Urteil vom 5. Juni 2019

Strafrechtliche Abteilung

Besetzung

Bundesrichter Denys, Präsident,

Gerichtsschreiberin Arquint Hill.

Verfahrensbeteiligte

1. A.________,

2. B.________,

Beschwerdeführer,

gegen

Oberstaatsanwaltschaft des Kantons Aargau,

Frey-Herosé-Strasse 20, Wielandhaus, 5001 Aarau,

Beschwerdegegnerin.

Gegenstand

Einstellung (Betrug, Nötigung, Urkundenfälschung etc.);

Nichteintreten,

Beschwerde gegen den Entscheid des Obergerichts des Kantons Aargau,
Beschwerdekammer in Strafsachen, vom 2. April 2019 (SBK.2018.337 / va).

Der Präsident zieht in Erwägung:

1. 

Die Beschwerdeführer erstatteten mit Eingabe vom 7. Februar 2017, ergänzt durch
weitere Eingaben vom 7. Oktober 2017 und 25. Januar 2018, Anzeige gegen einen
Gerichtspräsidenten sowie gegen zwei Angestellte eines Inkassobüros wegen
Betrugs, Urkundenfälschung und weiteren Delikten. Am 29. Oktober 2018 stellte
die Staatsanwaltschaft Zofingen-Kulm die Strafuntersuchung ein, was die
Oberstaatsanwaltschaft des Kantons Aargau am 19. November 2018 genehmigte. Eine
dagegen gerichtete Beschwerde wies das Obergericht des Kantons Aargau am 2.
April 2019 ab, soweit es darauf eintrat.

Die Beschwerdeführer wenden sich an das Bundesgericht.

2. 

Mit der Beschwerde in Strafsachen kann auch die Verletzung von Verfassungsrecht
gerügt werden (Art. 95 BGG). Die zusätzlich erhobene subsidiäre
Verfassungsbeschwerde ist ausgeschlossen (vgl. Art. 113 BGG).

3.

Gestellte Aufgabe 1:
Nenne alle Kalenderdaten aus dem Urteil in der Reihenfolge ihres ersten Vorkommens und jedes nur einmal.
Gestellte Aufgabe 2:
Kopiere bitte aus dem Urteil den Abschnitt zwischen „Der Präsident zieht“ und „an das Bundesgericht.“, beide Stellen eingeschlossen, wortgetreu.

Vorliegende Angaben:
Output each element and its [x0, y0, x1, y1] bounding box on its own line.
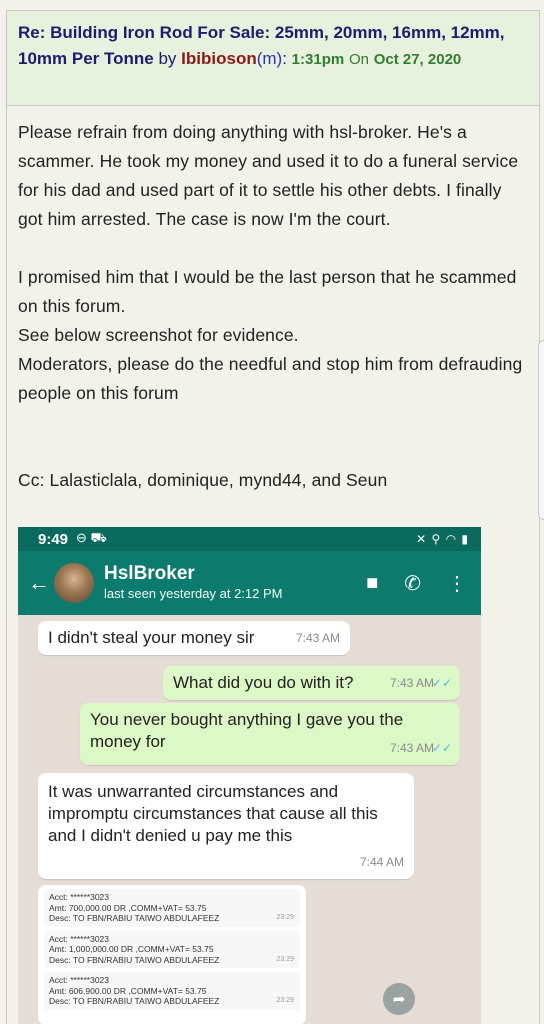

Richtiges Ergebnis 1:
5. Juni 2019
2. April 2019
7. Februar 2017
7. Oktober 2017
25. Januar 2018
29. Oktober 2018
19. November 2018

Richtiges Ergebnis 2:
Der Präsident zieht in Erwägung:

1. 

Die Beschwerdeführer erstatteten mit Eingabe vom 7. Februar 2017, ergänzt durch
weitere Eingaben vom 7. Oktober 2017 und 25. Januar 2018, Anzeige gegen einen
Gerichtspräsidenten sowie gegen zwei Angestellte eines Inkassobüros wegen
Betrugs, Urkundenfälschung und weiteren Delikten. Am 29. Oktober 2018 stellte
die Staatsanwaltschaft Zofingen-Kulm die Strafuntersuchung ein, was die
Oberstaatsanwaltschaft des Kantons Aargau am 19. November 2018 genehmigte. Eine
dagegen gerichtete Beschwerde wies das Obergericht des Kantons Aargau am 2.
April 2019 ab, soweit es darauf eintrat.

Die Beschwerdeführer wenden sich an das Bundesgericht.